### Stated task
Reproduce every line of this listing without changing anything.

--- START OF Records to use ---

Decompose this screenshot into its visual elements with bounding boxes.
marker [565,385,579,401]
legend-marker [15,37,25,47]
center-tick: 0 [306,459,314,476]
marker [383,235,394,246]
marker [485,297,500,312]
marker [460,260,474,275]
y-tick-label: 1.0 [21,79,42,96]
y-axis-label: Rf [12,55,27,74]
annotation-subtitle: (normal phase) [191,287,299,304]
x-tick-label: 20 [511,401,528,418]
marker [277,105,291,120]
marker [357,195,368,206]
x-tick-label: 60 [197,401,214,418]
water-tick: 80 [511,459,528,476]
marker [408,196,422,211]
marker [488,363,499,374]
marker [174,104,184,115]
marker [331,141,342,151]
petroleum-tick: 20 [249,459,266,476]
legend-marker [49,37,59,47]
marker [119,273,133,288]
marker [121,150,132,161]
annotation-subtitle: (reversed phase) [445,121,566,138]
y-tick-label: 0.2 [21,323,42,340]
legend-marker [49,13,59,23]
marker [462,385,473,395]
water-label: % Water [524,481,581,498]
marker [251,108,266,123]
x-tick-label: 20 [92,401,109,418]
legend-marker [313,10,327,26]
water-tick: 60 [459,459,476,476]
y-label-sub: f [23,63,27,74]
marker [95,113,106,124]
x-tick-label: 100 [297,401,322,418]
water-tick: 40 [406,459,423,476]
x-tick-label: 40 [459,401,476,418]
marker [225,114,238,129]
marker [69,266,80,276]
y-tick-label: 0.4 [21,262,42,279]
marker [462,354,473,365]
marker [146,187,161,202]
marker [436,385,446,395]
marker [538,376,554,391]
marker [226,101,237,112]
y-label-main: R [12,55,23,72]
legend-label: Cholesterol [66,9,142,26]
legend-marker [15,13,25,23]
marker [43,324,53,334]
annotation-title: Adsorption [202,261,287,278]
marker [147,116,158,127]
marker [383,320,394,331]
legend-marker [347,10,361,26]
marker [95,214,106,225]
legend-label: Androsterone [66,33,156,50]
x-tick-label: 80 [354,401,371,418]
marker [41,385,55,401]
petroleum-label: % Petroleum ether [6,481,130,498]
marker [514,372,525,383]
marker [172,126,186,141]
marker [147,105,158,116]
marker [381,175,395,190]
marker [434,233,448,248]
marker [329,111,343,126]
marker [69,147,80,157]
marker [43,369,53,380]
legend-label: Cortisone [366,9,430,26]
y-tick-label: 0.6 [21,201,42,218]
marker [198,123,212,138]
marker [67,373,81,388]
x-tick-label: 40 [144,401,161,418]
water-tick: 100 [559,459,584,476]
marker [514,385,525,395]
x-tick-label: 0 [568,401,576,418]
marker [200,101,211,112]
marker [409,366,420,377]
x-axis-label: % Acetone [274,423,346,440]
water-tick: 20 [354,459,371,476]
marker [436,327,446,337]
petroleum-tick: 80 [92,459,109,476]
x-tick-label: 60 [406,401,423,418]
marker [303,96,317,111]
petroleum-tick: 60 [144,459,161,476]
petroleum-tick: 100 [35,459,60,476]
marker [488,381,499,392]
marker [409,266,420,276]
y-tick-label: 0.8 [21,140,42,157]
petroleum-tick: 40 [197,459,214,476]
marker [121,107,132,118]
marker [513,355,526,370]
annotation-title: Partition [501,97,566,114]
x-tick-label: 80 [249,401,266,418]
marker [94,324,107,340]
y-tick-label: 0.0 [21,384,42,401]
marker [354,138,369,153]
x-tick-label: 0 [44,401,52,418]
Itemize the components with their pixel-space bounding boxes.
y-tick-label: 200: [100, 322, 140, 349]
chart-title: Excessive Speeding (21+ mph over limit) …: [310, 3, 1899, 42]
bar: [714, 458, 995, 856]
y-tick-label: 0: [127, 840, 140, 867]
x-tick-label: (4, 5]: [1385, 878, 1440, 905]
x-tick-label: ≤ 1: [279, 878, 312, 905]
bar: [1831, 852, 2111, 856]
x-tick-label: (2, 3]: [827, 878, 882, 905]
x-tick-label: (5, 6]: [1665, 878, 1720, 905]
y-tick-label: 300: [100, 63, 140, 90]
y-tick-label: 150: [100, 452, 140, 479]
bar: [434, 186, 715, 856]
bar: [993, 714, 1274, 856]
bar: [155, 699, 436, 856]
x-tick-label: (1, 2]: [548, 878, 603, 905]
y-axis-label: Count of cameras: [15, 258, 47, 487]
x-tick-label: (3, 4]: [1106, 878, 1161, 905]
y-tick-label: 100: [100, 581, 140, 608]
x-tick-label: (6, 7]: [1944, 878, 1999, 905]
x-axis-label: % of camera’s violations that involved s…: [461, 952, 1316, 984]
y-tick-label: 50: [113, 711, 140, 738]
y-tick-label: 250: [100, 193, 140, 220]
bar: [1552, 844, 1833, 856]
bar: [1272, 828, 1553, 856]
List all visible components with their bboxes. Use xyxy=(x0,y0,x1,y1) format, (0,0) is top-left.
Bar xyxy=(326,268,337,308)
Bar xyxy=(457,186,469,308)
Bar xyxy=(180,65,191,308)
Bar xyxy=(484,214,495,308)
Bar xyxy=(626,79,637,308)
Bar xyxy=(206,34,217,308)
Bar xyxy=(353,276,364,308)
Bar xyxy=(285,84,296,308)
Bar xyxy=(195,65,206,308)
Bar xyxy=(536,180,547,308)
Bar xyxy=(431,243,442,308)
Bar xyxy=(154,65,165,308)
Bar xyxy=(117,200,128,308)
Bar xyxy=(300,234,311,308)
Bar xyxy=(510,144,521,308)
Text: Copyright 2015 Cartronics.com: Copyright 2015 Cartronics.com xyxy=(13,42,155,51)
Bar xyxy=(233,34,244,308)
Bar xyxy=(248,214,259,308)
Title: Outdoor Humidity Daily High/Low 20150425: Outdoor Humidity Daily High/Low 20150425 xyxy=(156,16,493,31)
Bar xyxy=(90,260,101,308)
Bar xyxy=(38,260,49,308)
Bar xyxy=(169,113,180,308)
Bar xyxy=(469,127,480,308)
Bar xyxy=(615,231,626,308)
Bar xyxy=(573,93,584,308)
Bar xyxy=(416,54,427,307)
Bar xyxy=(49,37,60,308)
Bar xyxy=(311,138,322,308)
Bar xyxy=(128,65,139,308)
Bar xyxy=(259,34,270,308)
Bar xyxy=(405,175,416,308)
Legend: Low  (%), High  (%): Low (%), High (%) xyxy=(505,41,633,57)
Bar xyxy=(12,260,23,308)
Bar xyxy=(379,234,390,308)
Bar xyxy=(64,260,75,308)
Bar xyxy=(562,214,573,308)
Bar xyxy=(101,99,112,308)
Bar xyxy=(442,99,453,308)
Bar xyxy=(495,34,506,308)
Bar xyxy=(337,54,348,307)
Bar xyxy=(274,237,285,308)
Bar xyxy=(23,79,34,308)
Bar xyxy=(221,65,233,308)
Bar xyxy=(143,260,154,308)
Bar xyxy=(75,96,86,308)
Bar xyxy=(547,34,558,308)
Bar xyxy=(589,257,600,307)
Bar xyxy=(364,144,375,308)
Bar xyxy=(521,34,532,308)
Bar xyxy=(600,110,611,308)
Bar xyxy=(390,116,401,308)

--- END OF Records to use ---

### Result for this task
Decompose this screenshot into its visual elements with bounding boxes.
marker [565,385,579,401]
legend-marker [15,37,25,47]
center-tick: 0 [306,459,314,476]
marker [383,235,394,246]
marker [485,297,500,312]
marker [460,260,474,275]
y-tick-label: 1.0 [21,79,42,96]
y-axis-label: Rf [12,55,27,74]
annotation-subtitle: (normal phase) [191,287,299,304]
x-tick-label: 20 [511,401,528,418]
marker [277,105,291,120]
marker [357,195,368,206]
x-tick-label: 60 [197,401,214,418]
water-tick: 80 [511,459,528,476]
marker [408,196,422,211]
marker [488,363,499,374]
marker [174,104,184,115]
marker [331,141,342,151]
petroleum-tick: 20 [249,459,266,476]
legend-marker [49,37,59,47]
marker [119,273,133,288]
marker [121,150,132,161]
annotation-subtitle: (reversed phase) [445,121,566,138]
y-tick-label: 0.2 [21,323,42,340]
legend-marker [49,13,59,23]
marker [462,385,473,395]
water-label: % Water [524,481,581,498]
marker [251,108,266,123]
x-tick-label: 20 [92,401,109,418]
legend-marker [313,10,327,26]
water-tick: 60 [459,459,476,476]
y-label-sub: f [23,63,27,74]
marker [95,113,106,124]
x-tick-label: 100 [297,401,322,418]
water-tick: 40 [406,459,423,476]
x-tick-label: 40 [459,401,476,418]
marker [225,114,238,129]
marker [69,266,80,276]
y-tick-label: 0.4 [21,262,42,279]
marker [462,354,473,365]
marker [146,187,161,202]
marker [436,385,446,395]
marker [538,376,554,391]
marker [226,101,237,112]
y-label-main: R [12,55,23,72]
legend-label: Cholesterol [66,9,142,26]
legend-marker [15,13,25,23]
marker [43,324,53,334]
annotation-title: Adsorption [202,261,287,278]
marker [147,116,158,127]
marker [383,320,394,331]
legend-marker [347,10,361,26]
marker [95,214,106,225]
legend-label: Androsterone [66,33,156,50]
x-tick-label: 80 [354,401,371,418]
marker [41,385,55,401]
petroleum-label: % Petroleum ether [6,481,130,498]
marker [514,372,525,383]
marker [172,126,186,141]
marker [147,105,158,116]
marker [381,175,395,190]
marker [434,233,448,248]
marker [329,111,343,126]
marker [69,147,80,157]
marker [43,369,53,380]
legend-label: Cortisone [366,9,430,26]
y-tick-label: 0.6 [21,201,42,218]
marker [198,123,212,138]
marker [67,373,81,388]
x-tick-label: 40 [144,401,161,418]
water-tick: 100 [559,459,584,476]
marker [514,385,525,395]
x-tick-label: 0 [568,401,576,418]
marker [200,101,211,112]
marker [409,366,420,377]
x-axis-label: % Acetone [274,423,346,440]
water-tick: 20 [354,459,371,476]
marker [436,327,446,337]
petroleum-tick: 80 [92,459,109,476]
x-tick-label: 60 [406,401,423,418]
marker [303,96,317,111]
petroleum-tick: 60 [144,459,161,476]
petroleum-tick: 100 [35,459,60,476]
marker [488,381,499,392]
marker [409,266,420,276]
y-tick-label: 0.8 [21,140,42,157]
petroleum-tick: 40 [197,459,214,476]
marker [121,107,132,118]
marker [513,355,526,370]
annotation-title: Partition [501,97,566,114]
x-tick-label: 80 [249,401,266,418]
marker [94,324,107,340]
y-tick-label: 0.0 [21,384,42,401]
marker [354,138,369,153]
x-tick-label: 0 [44,401,52,418]
Itemize the components with their pixel-space bounding boxes.
y-tick-label: 200: [100, 322, 140, 349]
chart-title: Excessive Speeding (21+ mph over limit) …: [310, 3, 1899, 42]
bar: [714, 458, 995, 856]
y-tick-label: 0: [127, 840, 140, 867]
x-tick-label: (4, 5]: [1385, 878, 1440, 905]
x-tick-label: ≤ 1: [279, 878, 312, 905]
bar: [1831, 852, 2111, 856]
x-tick-label: (2, 3]: [827, 878, 882, 905]
x-tick-label: (5, 6]: [1665, 878, 1720, 905]
y-tick-label: 300: [100, 63, 140, 90]
y-tick-label: 150: [100, 452, 140, 479]
bar: [434, 186, 715, 856]
bar: [993, 714, 1274, 856]
bar: [155, 699, 436, 856]
x-tick-label: (1, 2]: [548, 878, 603, 905]
y-axis-label: Count of cameras: [15, 258, 47, 487]
x-tick-label: (3, 4]: [1106, 878, 1161, 905]
y-tick-label: 100: [100, 581, 140, 608]
x-tick-label: (6, 7]: [1944, 878, 1999, 905]
x-axis-label: % of camera’s violations that involved s…: [461, 952, 1316, 984]
y-tick-label: 50: [113, 711, 140, 738]
y-tick-label: 250: [100, 193, 140, 220]
bar: [1552, 844, 1833, 856]
bar: [1272, 828, 1553, 856]
List all visible components with their bboxes. Use xyxy=(x0,y0,x1,y1) format, (0,0) is top-left.
Bar xyxy=(326,268,337,308)
Bar xyxy=(457,186,469,308)
Bar xyxy=(180,65,191,308)
Bar xyxy=(484,214,495,308)
Bar xyxy=(626,79,637,308)
Bar xyxy=(206,34,217,308)
Bar xyxy=(353,276,364,308)
Bar xyxy=(285,84,296,308)
Bar xyxy=(195,65,206,308)
Bar xyxy=(536,180,547,308)
Bar xyxy=(431,243,442,308)
Bar xyxy=(154,65,165,308)
Bar xyxy=(117,200,128,308)
Bar xyxy=(300,234,311,308)
Bar xyxy=(510,144,521,308)
Text: Copyright 2015 Cartronics.com: Copyright 2015 Cartronics.com xyxy=(13,42,155,51)
Bar xyxy=(233,34,244,308)
Bar xyxy=(248,214,259,308)
Title: Outdoor Humidity Daily High/Low 20150425: Outdoor Humidity Daily High/Low 20150425 xyxy=(156,16,493,31)
Bar xyxy=(90,260,101,308)
Bar xyxy=(38,260,49,308)
Bar xyxy=(169,113,180,308)
Bar xyxy=(469,127,480,308)
Bar xyxy=(615,231,626,308)
Bar xyxy=(573,93,584,308)
Bar xyxy=(416,54,427,307)
Bar xyxy=(49,37,60,308)
Bar xyxy=(311,138,322,308)
Bar xyxy=(128,65,139,308)
Bar xyxy=(259,34,270,308)
Bar xyxy=(405,175,416,308)
Legend: Low  (%), High  (%): Low (%), High (%) xyxy=(505,41,633,57)
Bar xyxy=(12,260,23,308)
Bar xyxy=(379,234,390,308)
Bar xyxy=(64,260,75,308)
Bar xyxy=(562,214,573,308)
Bar xyxy=(101,99,112,308)
Bar xyxy=(442,99,453,308)
Bar xyxy=(495,34,506,308)
Bar xyxy=(337,54,348,307)
Bar xyxy=(274,237,285,308)
Bar xyxy=(23,79,34,308)
Bar xyxy=(221,65,233,308)
Bar xyxy=(143,260,154,308)
Bar xyxy=(75,96,86,308)
Bar xyxy=(547,34,558,308)
Bar xyxy=(589,257,600,307)
Bar xyxy=(364,144,375,308)
Bar xyxy=(521,34,532,308)
Bar xyxy=(600,110,611,308)
Bar xyxy=(390,116,401,308)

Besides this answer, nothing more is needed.